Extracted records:

==========

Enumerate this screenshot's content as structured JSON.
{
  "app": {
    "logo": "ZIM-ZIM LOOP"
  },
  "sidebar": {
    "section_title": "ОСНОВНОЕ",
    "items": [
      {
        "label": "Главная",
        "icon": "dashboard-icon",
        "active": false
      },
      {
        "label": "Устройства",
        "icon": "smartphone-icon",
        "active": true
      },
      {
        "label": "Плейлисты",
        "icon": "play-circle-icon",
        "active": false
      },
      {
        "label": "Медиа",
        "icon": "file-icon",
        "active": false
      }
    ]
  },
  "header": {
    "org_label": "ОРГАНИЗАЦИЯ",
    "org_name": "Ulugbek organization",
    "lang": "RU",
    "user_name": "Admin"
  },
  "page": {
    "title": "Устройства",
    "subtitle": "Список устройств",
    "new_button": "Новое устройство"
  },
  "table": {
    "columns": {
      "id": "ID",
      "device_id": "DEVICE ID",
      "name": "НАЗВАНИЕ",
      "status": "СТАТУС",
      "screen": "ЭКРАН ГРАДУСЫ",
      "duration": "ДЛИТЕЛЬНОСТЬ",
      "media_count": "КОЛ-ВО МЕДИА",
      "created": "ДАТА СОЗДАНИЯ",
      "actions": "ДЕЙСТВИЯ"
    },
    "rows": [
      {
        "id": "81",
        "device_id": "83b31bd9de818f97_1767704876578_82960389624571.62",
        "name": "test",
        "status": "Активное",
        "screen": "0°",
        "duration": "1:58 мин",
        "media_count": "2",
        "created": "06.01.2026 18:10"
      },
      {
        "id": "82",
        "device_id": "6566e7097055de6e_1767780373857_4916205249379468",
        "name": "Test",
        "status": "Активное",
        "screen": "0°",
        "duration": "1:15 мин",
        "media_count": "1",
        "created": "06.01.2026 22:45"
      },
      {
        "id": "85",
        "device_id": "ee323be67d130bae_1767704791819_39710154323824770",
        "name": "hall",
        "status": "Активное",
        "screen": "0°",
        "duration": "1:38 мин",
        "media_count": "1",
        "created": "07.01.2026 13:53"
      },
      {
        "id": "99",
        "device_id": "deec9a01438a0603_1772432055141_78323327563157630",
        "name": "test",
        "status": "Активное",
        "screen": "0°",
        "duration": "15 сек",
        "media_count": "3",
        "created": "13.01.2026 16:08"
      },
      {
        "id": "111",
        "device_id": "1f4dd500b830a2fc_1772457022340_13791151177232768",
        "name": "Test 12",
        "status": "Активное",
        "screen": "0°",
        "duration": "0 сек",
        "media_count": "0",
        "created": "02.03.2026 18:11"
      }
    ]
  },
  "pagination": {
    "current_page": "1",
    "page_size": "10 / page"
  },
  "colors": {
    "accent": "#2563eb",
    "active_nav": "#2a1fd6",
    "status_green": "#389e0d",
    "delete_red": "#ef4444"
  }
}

==========

Requirement:
Please copy out each record, character for character.

In response:
Enumerate this screenshot's content as structured JSON.
{
  "app": {
    "logo": "ZIM-ZIM LOOP"
  },
  "sidebar": {
    "section_title": "ОСНОВНОЕ",
    "items": [
      {
        "label": "Главная",
        "icon": "dashboard-icon",
        "active": false
      },
      {
        "label": "Устройства",
        "icon": "smartphone-icon",
        "active": true
      },
      {
        "label": "Плейлисты",
        "icon": "play-circle-icon",
        "active": false
      },
      {
        "label": "Медиа",
        "icon": "file-icon",
        "active": false
      }
    ]
  },
  "header": {
    "org_label": "ОРГАНИЗАЦИЯ",
    "org_name": "Ulugbek organization",
    "lang": "RU",
    "user_name": "Admin"
  },
  "page": {
    "title": "Устройства",
    "subtitle": "Список устройств",
    "new_button": "Новое устройство"
  },
  "table": {
    "columns": {
      "id": "ID",
      "device_id": "DEVICE ID",
      "name": "НАЗВАНИЕ",
      "status": "СТАТУС",
      "screen": "ЭКРАН ГРАДУСЫ",
      "duration": "ДЛИТЕЛЬНОСТЬ",
      "media_count": "КОЛ-ВО МЕДИА",
      "created": "ДАТА СОЗДАНИЯ",
      "actions": "ДЕЙСТВИЯ"
    },
    "rows": [
      {
        "id": "81",
        "device_id": "83b31bd9de818f97_1767704876578_82960389624571.62",
        "name": "test",
        "status": "Активное",
        "screen": "0°",
        "duration": "1:58 мин",
        "media_count": "2",
        "created": "06.01.2026 18:10"
      },
      {
        "id": "82",
        "device_id": "6566e7097055de6e_1767780373857_4916205249379468",
        "name": "Test",
        "status": "Активное",
        "screen": "0°",
        "duration": "1:15 мин",
        "media_count": "1",
        "created": "06.01.2026 22:45"
      },
      {
        "id": "85",
        "device_id": "ee323be67d130bae_1767704791819_39710154323824770",
        "name": "hall",
        "status": "Активное",
        "screen": "0°",
        "duration": "1:38 мин",
        "media_count": "1",
        "created": "07.01.2026 13:53"
      },
      {
        "id": "99",
        "device_id": "deec9a01438a0603_1772432055141_78323327563157630",
        "name": "test",
        "status": "Активное",
        "screen": "0°",
        "duration": "15 сек",
        "media_count": "3",
        "created": "13.01.2026 16:08"
      },
      {
        "id": "111",
        "device_id": "1f4dd500b830a2fc_1772457022340_13791151177232768",
        "name": "Test 12",
        "status": "Активное",
        "screen": "0°",
        "duration": "0 сек",
        "media_count": "0",
        "created": "02.03.2026 18:11"
      }
    ]
  },
  "pagination": {
    "current_page": "1",
    "page_size": "10 / page"
  },
  "colors": {
    "accent": "#2563eb",
    "active_nav": "#2a1fd6",
    "status_green": "#389e0d",
    "delete_red": "#ef4444"
  }
}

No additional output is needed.